Aim of the task: Answer with nothing but a number: how many lines include the word "JSON"?

Input records:
+===+
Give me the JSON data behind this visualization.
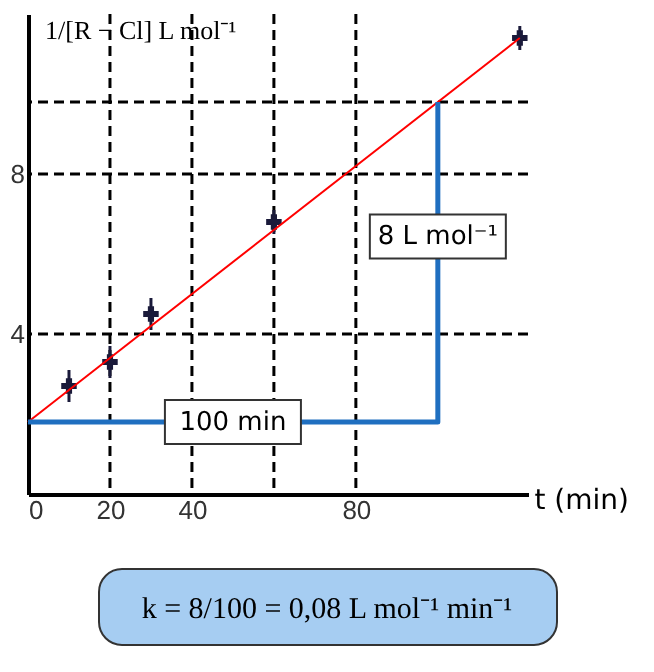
{
  "chart_data": {
    "type": "scatter",
    "xlabel": "t (min)",
    "ylabel": "1/[R − Cl] L mol⁻¹",
    "xlim": [
      0,
      122
    ],
    "ylim": [
      0,
      12
    ],
    "xticks": [
      0,
      20,
      40,
      80
    ],
    "yticks": [
      4,
      8
    ],
    "grid": false,
    "series": [
      {
        "marker": "cross",
        "color": "#1a1a3a",
        "x": [
          10,
          20,
          30,
          60,
          120
        ],
        "values": [
          2.7,
          3.3,
          4.5,
          6.8,
          11.4
        ],
        "errors": [
          0.4,
          0.4,
          0.4,
          0.3,
          0.3
        ]
      },
      {
        "type": "line",
        "color": "#ff0000",
        "x": [
          0,
          120
        ],
        "values": [
          1.8,
          11.4
        ]
      },
      {
        "type": "line",
        "color": "#1f6fc0",
        "x": [
          0,
          100,
          100
        ],
        "values": [
          1.8,
          1.8,
          9.8
        ]
      }
    ],
    "ref_lines": [
      {
        "axis": "x",
        "value": 20,
        "line_style": "dashed",
        "color": "#000000"
      },
      {
        "axis": "x",
        "value": 40,
        "line_style": "dashed",
        "color": "#000000"
      },
      {
        "axis": "x",
        "value": 60,
        "line_style": "dashed",
        "color": "#000000"
      },
      {
        "axis": "x",
        "value": 80,
        "line_style": "dashed",
        "color": "#000000"
      },
      {
        "axis": "y",
        "value": 4,
        "line_style": "dashed",
        "color": "#000000"
      },
      {
        "axis": "y",
        "value": 8,
        "line_style": "dashed",
        "color": "#000000"
      },
      {
        "axis": "y",
        "value": 9.8,
        "line_style": "dashed",
        "color": "#000000"
      }
    ],
    "annotations": [
      "100 min",
      "8 L mol⁻¹",
      "k = 8/100 = 0,08 L mol⁻¹ min⁻¹"
    ]
  }
}
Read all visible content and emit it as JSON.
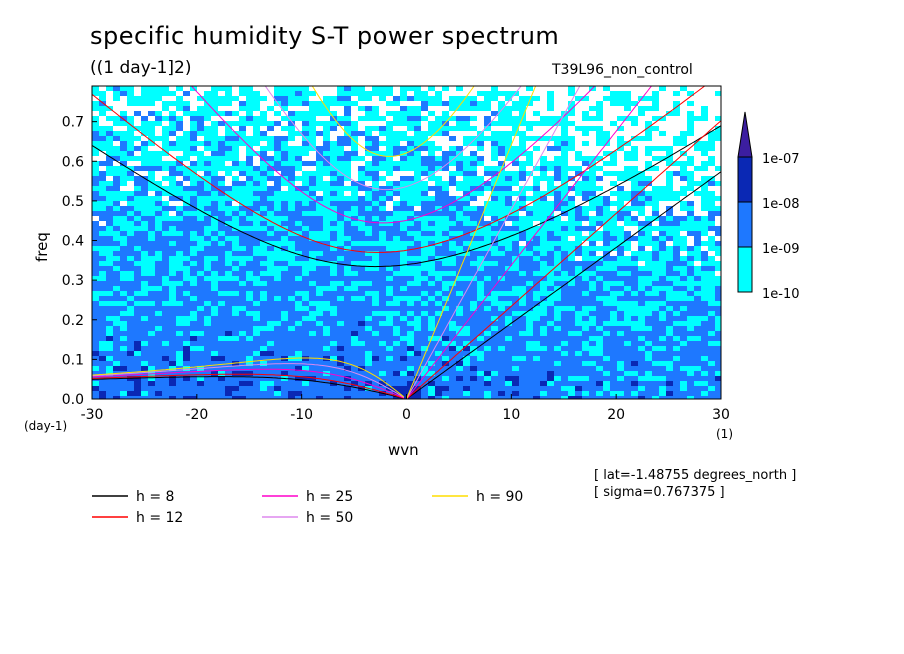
+===+
Finished answer: 2